┌──

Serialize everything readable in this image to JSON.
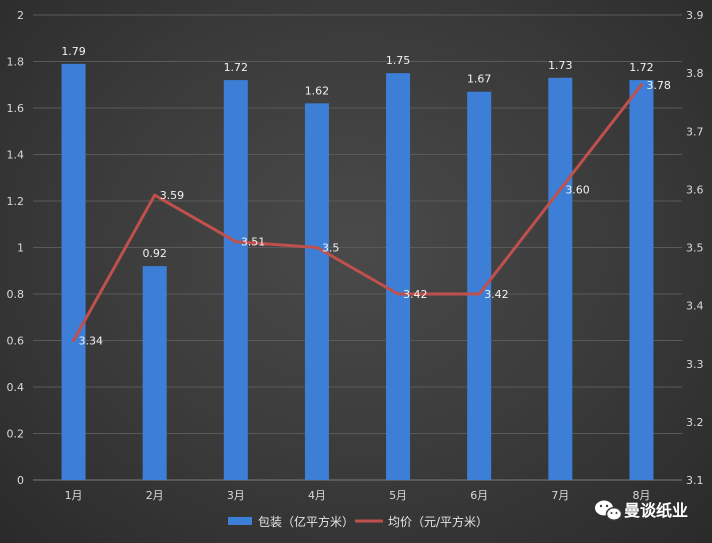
{
  "chart_data": {
    "type": "bar",
    "categories": [
      "1月",
      "2月",
      "3月",
      "4月",
      "5月",
      "6月",
      "7月",
      "8月"
    ],
    "series": [
      {
        "name": "包装（亿平方米）",
        "type": "bar",
        "axis": "left",
        "color": "#3d7fd6",
        "values": [
          1.79,
          0.92,
          1.72,
          1.62,
          1.75,
          1.67,
          1.73,
          1.72
        ],
        "labels": [
          "1.79",
          "0.92",
          "1.72",
          "1.62",
          "1.75",
          "1.67",
          "1.73",
          "1.72"
        ]
      },
      {
        "name": "均价（元/平方米）",
        "type": "line",
        "axis": "right",
        "color": "#c0504d",
        "values": [
          3.34,
          3.59,
          3.51,
          3.5,
          3.42,
          3.42,
          3.6,
          3.78
        ],
        "labels": [
          "3.34",
          "3.59",
          "3.51",
          "3.5",
          "3.42",
          "3.42",
          "3.60",
          "3.78"
        ]
      }
    ],
    "y_left": {
      "ylim": [
        0,
        2
      ],
      "ticks": [
        0,
        0.2,
        0.4,
        0.6,
        0.8,
        1,
        1.2,
        1.4,
        1.6,
        1.8,
        2
      ],
      "tick_labels": [
        "0",
        "0.2",
        "0.4",
        "0.6",
        "0.8",
        "1",
        "1.2",
        "1.4",
        "1.6",
        "1.8",
        "2"
      ]
    },
    "y_right": {
      "ylim": [
        3.1,
        3.9
      ],
      "ticks": [
        3.1,
        3.2,
        3.3,
        3.4,
        3.5,
        3.6,
        3.7,
        3.8,
        3.9
      ],
      "tick_labels": [
        "3.1",
        "3.2",
        "3.3",
        "3.4",
        "3.5",
        "3.6",
        "3.7",
        "3.8",
        "3.9"
      ]
    },
    "grid": true,
    "legend_position": "bottom",
    "background": "#3a3a3a"
  },
  "watermark": {
    "brand": "曼谈纸业",
    "icon": "wechat-icon"
  }
}
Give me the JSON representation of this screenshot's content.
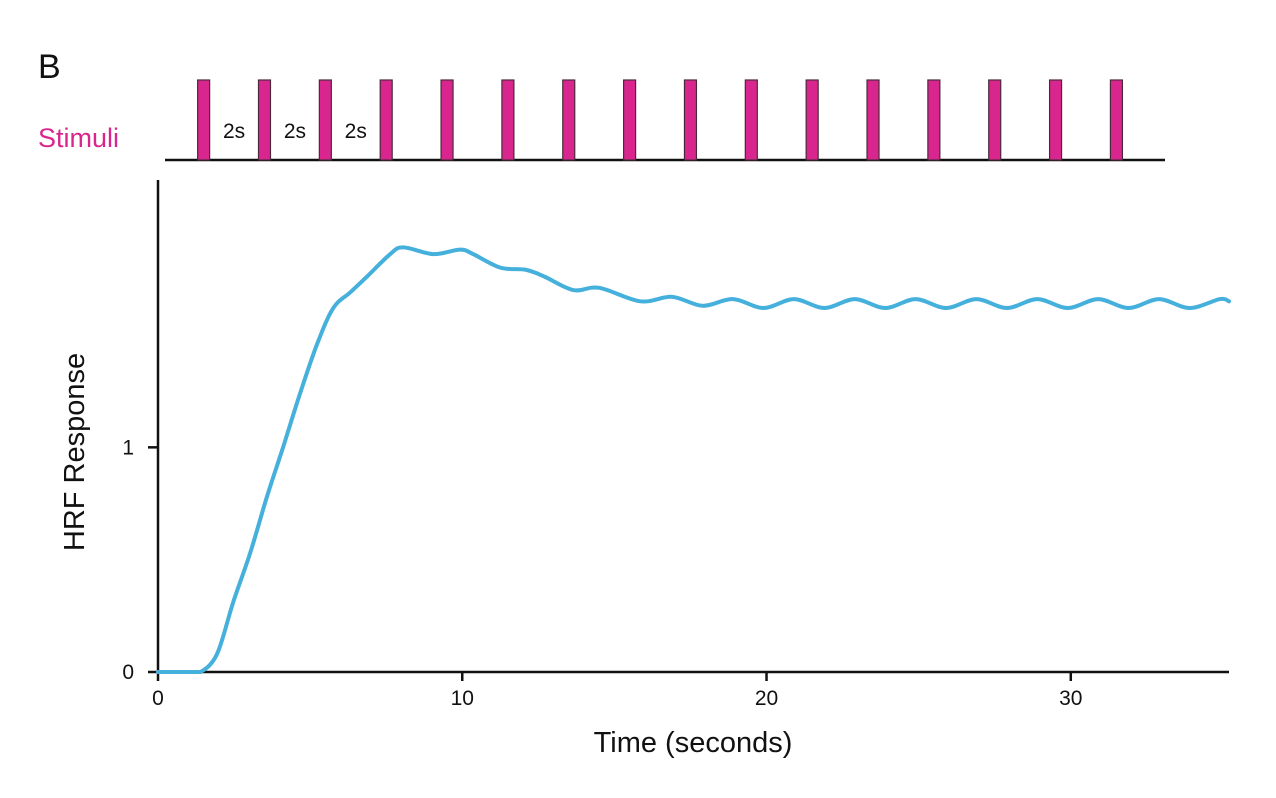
{
  "panel_label": "B",
  "stimuli": {
    "label": "Stimuli",
    "times": [
      1.5,
      3.5,
      5.5,
      7.5,
      9.5,
      11.5,
      13.5,
      15.5,
      17.5,
      19.5,
      21.5,
      23.5,
      25.5,
      27.5,
      29.5,
      31.5
    ],
    "interval_labels": [
      "2s",
      "2s",
      "2s"
    ],
    "color": "#d9268f"
  },
  "chart_data": {
    "type": "line",
    "title": "",
    "xlabel": "Time (seconds)",
    "ylabel": "HRF Response",
    "xlim": [
      0,
      35.2
    ],
    "ylim": [
      0,
      2.19
    ],
    "xticks": [
      0,
      10,
      20,
      30
    ],
    "yticks": [
      0,
      1
    ],
    "grid": false,
    "series": [
      {
        "color": "#45b0dc",
        "x": [
          0,
          1.0,
          1.4,
          1.94,
          2.47,
          3.03,
          3.58,
          4.11,
          4.67,
          5.23,
          5.76,
          6.32,
          6.87,
          7.63,
          8.06,
          9.05,
          9.93,
          10.36,
          11.25,
          12.1,
          12.7,
          13.65,
          14.5,
          15.85,
          16.9,
          17.9,
          18.9,
          19.9,
          20.9,
          21.9,
          22.9,
          23.9,
          24.9,
          25.9,
          26.9,
          27.9,
          28.9,
          29.9,
          30.9,
          31.9,
          32.9,
          33.9,
          34.9,
          35.2
        ],
        "y": [
          0,
          0,
          0,
          0.08,
          0.31,
          0.53,
          0.78,
          1.0,
          1.24,
          1.46,
          1.62,
          1.69,
          1.76,
          1.86,
          1.89,
          1.86,
          1.88,
          1.86,
          1.8,
          1.79,
          1.76,
          1.7,
          1.71,
          1.65,
          1.67,
          1.63,
          1.66,
          1.62,
          1.66,
          1.62,
          1.66,
          1.62,
          1.66,
          1.62,
          1.66,
          1.62,
          1.66,
          1.62,
          1.66,
          1.62,
          1.66,
          1.62,
          1.66,
          1.65
        ]
      }
    ]
  }
}
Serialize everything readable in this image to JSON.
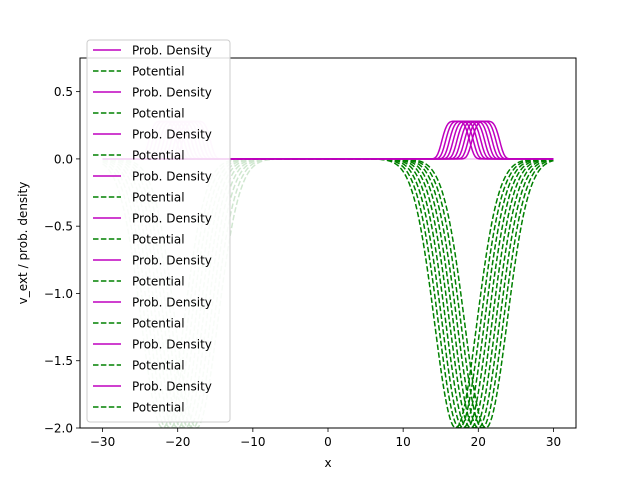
{
  "chart_data": {
    "type": "line",
    "title": "",
    "xlabel": "x",
    "ylabel": "v_ext / prob. density",
    "xlim": [
      -33,
      33
    ],
    "ylim": [
      -2.0,
      0.75
    ],
    "xticks": [
      -30,
      -20,
      -10,
      0,
      10,
      20,
      30
    ],
    "yticks": [
      -2.0,
      -1.5,
      -1.0,
      -0.5,
      0.0,
      0.5
    ],
    "xtick_labels": [
      "−30",
      "−20",
      "−10",
      "0",
      "10",
      "20",
      "30"
    ],
    "ytick_labels": [
      "−2.0",
      "−1.5",
      "−1.0",
      "−0.5",
      "0.0",
      "0.5"
    ],
    "grid": false,
    "legend_position": "upper left",
    "potential_depth": -2.0,
    "density_peak": 0.28,
    "x_range": [
      -30,
      30
    ],
    "faded_group": {
      "opacity": 0.18,
      "well_centers": [
        -22,
        -21.5,
        -21,
        -20.5,
        -20,
        -19.5,
        -19,
        -18.5,
        -18,
        -17.5
      ],
      "density_centers": [
        -22,
        -21.5,
        -21,
        -20.5,
        -20,
        -19.5,
        -19,
        -18.5,
        -18,
        -17.5
      ]
    },
    "solid_group": {
      "opacity": 1.0,
      "well_centers": [
        17,
        17.5,
        18,
        18.5,
        19,
        19.5,
        20,
        20.5,
        21
      ],
      "density_centers": [
        17,
        17.5,
        18,
        18.5,
        19,
        19.5,
        20,
        20.5,
        21
      ]
    },
    "series": [
      {
        "name": "Prob. Density",
        "color": "#bf00bf",
        "style": "solid"
      },
      {
        "name": "Potential",
        "color": "#008000",
        "style": "dashed"
      },
      {
        "name": "Prob. Density",
        "color": "#bf00bf",
        "style": "solid"
      },
      {
        "name": "Potential",
        "color": "#008000",
        "style": "dashed"
      },
      {
        "name": "Prob. Density",
        "color": "#bf00bf",
        "style": "solid"
      },
      {
        "name": "Potential",
        "color": "#008000",
        "style": "dashed"
      },
      {
        "name": "Prob. Density",
        "color": "#bf00bf",
        "style": "solid"
      },
      {
        "name": "Potential",
        "color": "#008000",
        "style": "dashed"
      },
      {
        "name": "Prob. Density",
        "color": "#bf00bf",
        "style": "solid"
      },
      {
        "name": "Potential",
        "color": "#008000",
        "style": "dashed"
      },
      {
        "name": "Prob. Density",
        "color": "#bf00bf",
        "style": "solid"
      },
      {
        "name": "Potential",
        "color": "#008000",
        "style": "dashed"
      },
      {
        "name": "Prob. Density",
        "color": "#bf00bf",
        "style": "solid"
      },
      {
        "name": "Potential",
        "color": "#008000",
        "style": "dashed"
      },
      {
        "name": "Prob. Density",
        "color": "#bf00bf",
        "style": "solid"
      },
      {
        "name": "Potential",
        "color": "#008000",
        "style": "dashed"
      },
      {
        "name": "Prob. Density",
        "color": "#bf00bf",
        "style": "solid"
      },
      {
        "name": "Potential",
        "color": "#008000",
        "style": "dashed"
      }
    ]
  }
}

└──

_Set problem_
Go back to the records above and write them out exactly, without the pictures.

_Response_
Serialize everything readable in this image to JSON.
{
  "chart_data": {
    "type": "bar",
    "categories": [
      "1月",
      "2月",
      "3月",
      "4月",
      "5月",
      "6月",
      "7月",
      "8月"
    ],
    "series": [
      {
        "name": "包装（亿平方米）",
        "type": "bar",
        "axis": "left",
        "color": "#3d7fd6",
        "values": [
          1.79,
          0.92,
          1.72,
          1.62,
          1.75,
          1.67,
          1.73,
          1.72
        ],
        "labels": [
          "1.79",
          "0.92",
          "1.72",
          "1.62",
          "1.75",
          "1.67",
          "1.73",
          "1.72"
        ]
      },
      {
        "name": "均价（元/平方米）",
        "type": "line",
        "axis": "right",
        "color": "#c0504d",
        "values": [
          3.34,
          3.59,
          3.51,
          3.5,
          3.42,
          3.42,
          3.6,
          3.78
        ],
        "labels": [
          "3.34",
          "3.59",
          "3.51",
          "3.5",
          "3.42",
          "3.42",
          "3.60",
          "3.78"
        ]
      }
    ],
    "y_left": {
      "ylim": [
        0,
        2
      ],
      "ticks": [
        0,
        0.2,
        0.4,
        0.6,
        0.8,
        1,
        1.2,
        1.4,
        1.6,
        1.8,
        2
      ],
      "tick_labels": [
        "0",
        "0.2",
        "0.4",
        "0.6",
        "0.8",
        "1",
        "1.2",
        "1.4",
        "1.6",
        "1.8",
        "2"
      ]
    },
    "y_right": {
      "ylim": [
        3.1,
        3.9
      ],
      "ticks": [
        3.1,
        3.2,
        3.3,
        3.4,
        3.5,
        3.6,
        3.7,
        3.8,
        3.9
      ],
      "tick_labels": [
        "3.1",
        "3.2",
        "3.3",
        "3.4",
        "3.5",
        "3.6",
        "3.7",
        "3.8",
        "3.9"
      ]
    },
    "grid": true,
    "legend_position": "bottom",
    "background": "#3a3a3a"
  },
  "watermark": {
    "brand": "曼谈纸业",
    "icon": "wechat-icon"
  }
}
Give me the JSON representation of this screenshot's content.
{
  "panel_label": "B",
  "stimuli": {
    "label": "Stimuli",
    "times": [
      1.5,
      3.5,
      5.5,
      7.5,
      9.5,
      11.5,
      13.5,
      15.5,
      17.5,
      19.5,
      21.5,
      23.5,
      25.5,
      27.5,
      29.5,
      31.5
    ],
    "interval_labels": [
      "2s",
      "2s",
      "2s"
    ],
    "color": "#d9268f"
  },
  "chart_data": {
    "type": "line",
    "title": "",
    "xlabel": "Time (seconds)",
    "ylabel": "HRF Response",
    "xlim": [
      0,
      35.2
    ],
    "ylim": [
      0,
      2.19
    ],
    "xticks": [
      0,
      10,
      20,
      30
    ],
    "yticks": [
      0,
      1
    ],
    "grid": false,
    "series": [
      {
        "color": "#45b0dc",
        "x": [
          0,
          1.0,
          1.4,
          1.94,
          2.47,
          3.03,
          3.58,
          4.11,
          4.67,
          5.23,
          5.76,
          6.32,
          6.87,
          7.63,
          8.06,
          9.05,
          9.93,
          10.36,
          11.25,
          12.1,
          12.7,
          13.65,
          14.5,
          15.85,
          16.9,
          17.9,
          18.9,
          19.9,
          20.9,
          21.9,
          22.9,
          23.9,
          24.9,
          25.9,
          26.9,
          27.9,
          28.9,
          29.9,
          30.9,
          31.9,
          32.9,
          33.9,
          34.9,
          35.2
        ],
        "y": [
          0,
          0,
          0,
          0.08,
          0.31,
          0.53,
          0.78,
          1.0,
          1.24,
          1.46,
          1.62,
          1.69,
          1.76,
          1.86,
          1.89,
          1.86,
          1.88,
          1.86,
          1.8,
          1.79,
          1.76,
          1.7,
          1.71,
          1.65,
          1.67,
          1.63,
          1.66,
          1.62,
          1.66,
          1.62,
          1.66,
          1.62,
          1.66,
          1.62,
          1.66,
          1.62,
          1.66,
          1.62,
          1.66,
          1.62,
          1.66,
          1.62,
          1.66,
          1.65
        ]
      }
    ]
  }
}
Serialize everything readable in this image to JSON.
{
  "chart_data": {
    "type": "line",
    "title": "",
    "xlabel": "x",
    "ylabel": "v_ext / prob. density",
    "xlim": [
      -33,
      33
    ],
    "ylim": [
      -2.0,
      0.75
    ],
    "xticks": [
      -30,
      -20,
      -10,
      0,
      10,
      20,
      30
    ],
    "yticks": [
      -2.0,
      -1.5,
      -1.0,
      -0.5,
      0.0,
      0.5
    ],
    "xtick_labels": [
      "−30",
      "−20",
      "−10",
      "0",
      "10",
      "20",
      "30"
    ],
    "ytick_labels": [
      "−2.0",
      "−1.5",
      "−1.0",
      "−0.5",
      "0.0",
      "0.5"
    ],
    "grid": false,
    "legend_position": "upper left",
    "potential_depth": -2.0,
    "density_peak": 0.28,
    "x_range": [
      -30,
      30
    ],
    "faded_group": {
      "opacity": 0.18,
      "well_centers": [
        -22,
        -21.5,
        -21,
        -20.5,
        -20,
        -19.5,
        -19,
        -18.5,
        -18,
        -17.5
      ],
      "density_centers": [
        -22,
        -21.5,
        -21,
        -20.5,
        -20,
        -19.5,
        -19,
        -18.5,
        -18,
        -17.5
      ]
    },
    "solid_group": {
      "opacity": 1.0,
      "well_centers": [
        17,
        17.5,
        18,
        18.5,
        19,
        19.5,
        20,
        20.5,
        21
      ],
      "density_centers": [
        17,
        17.5,
        18,
        18.5,
        19,
        19.5,
        20,
        20.5,
        21
      ]
    },
    "series": [
      {
        "name": "Prob. Density",
        "color": "#bf00bf",
        "style": "solid"
      },
      {
        "name": "Potential",
        "color": "#008000",
        "style": "dashed"
      },
      {
        "name": "Prob. Density",
        "color": "#bf00bf",
        "style": "solid"
      },
      {
        "name": "Potential",
        "color": "#008000",
        "style": "dashed"
      },
      {
        "name": "Prob. Density",
        "color": "#bf00bf",
        "style": "solid"
      },
      {
        "name": "Potential",
        "color": "#008000",
        "style": "dashed"
      },
      {
        "name": "Prob. Density",
        "color": "#bf00bf",
        "style": "solid"
      },
      {
        "name": "Potential",
        "color": "#008000",
        "style": "dashed"
      },
      {
        "name": "Prob. Density",
        "color": "#bf00bf",
        "style": "solid"
      },
      {
        "name": "Potential",
        "color": "#008000",
        "style": "dashed"
      },
      {
        "name": "Prob. Density",
        "color": "#bf00bf",
        "style": "solid"
      },
      {
        "name": "Potential",
        "color": "#008000",
        "style": "dashed"
      },
      {
        "name": "Prob. Density",
        "color": "#bf00bf",
        "style": "solid"
      },
      {
        "name": "Potential",
        "color": "#008000",
        "style": "dashed"
      },
      {
        "name": "Prob. Density",
        "color": "#bf00bf",
        "style": "solid"
      },
      {
        "name": "Potential",
        "color": "#008000",
        "style": "dashed"
      },
      {
        "name": "Prob. Density",
        "color": "#bf00bf",
        "style": "solid"
      },
      {
        "name": "Potential",
        "color": "#008000",
        "style": "dashed"
      }
    ]
  }
}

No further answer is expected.